◆ SET TASK: Below is the data. Give it again, complete and exact.
### MATERIAL PROVIDED
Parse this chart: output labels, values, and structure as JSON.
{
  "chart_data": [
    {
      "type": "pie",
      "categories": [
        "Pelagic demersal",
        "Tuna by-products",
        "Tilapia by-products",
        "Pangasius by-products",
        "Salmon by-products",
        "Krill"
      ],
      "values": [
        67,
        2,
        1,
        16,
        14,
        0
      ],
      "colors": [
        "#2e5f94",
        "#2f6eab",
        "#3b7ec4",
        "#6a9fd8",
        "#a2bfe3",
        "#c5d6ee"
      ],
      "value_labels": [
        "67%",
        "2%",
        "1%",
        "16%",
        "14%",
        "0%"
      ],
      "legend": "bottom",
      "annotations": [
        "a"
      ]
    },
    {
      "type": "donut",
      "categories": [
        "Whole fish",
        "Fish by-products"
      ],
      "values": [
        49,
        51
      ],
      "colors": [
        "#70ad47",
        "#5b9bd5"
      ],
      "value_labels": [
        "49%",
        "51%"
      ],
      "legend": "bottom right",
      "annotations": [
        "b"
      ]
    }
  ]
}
######
◆ COMPLETE ANSWER:
Parse this chart: output labels, values, and structure as JSON.
{
  "chart_data": [
    {
      "type": "pie",
      "categories": [
        "Pelagic demersal",
        "Tuna by-products",
        "Tilapia by-products",
        "Pangasius by-products",
        "Salmon by-products",
        "Krill"
      ],
      "values": [
        67,
        2,
        1,
        16,
        14,
        0
      ],
      "colors": [
        "#2e5f94",
        "#2f6eab",
        "#3b7ec4",
        "#6a9fd8",
        "#a2bfe3",
        "#c5d6ee"
      ],
      "value_labels": [
        "67%",
        "2%",
        "1%",
        "16%",
        "14%",
        "0%"
      ],
      "legend": "bottom",
      "annotations": [
        "a"
      ]
    },
    {
      "type": "donut",
      "categories": [
        "Whole fish",
        "Fish by-products"
      ],
      "values": [
        49,
        51
      ],
      "colors": [
        "#70ad47",
        "#5b9bd5"
      ],
      "value_labels": [
        "49%",
        "51%"
      ],
      "legend": "bottom right",
      "annotations": [
        "b"
      ]
    }
  ]
}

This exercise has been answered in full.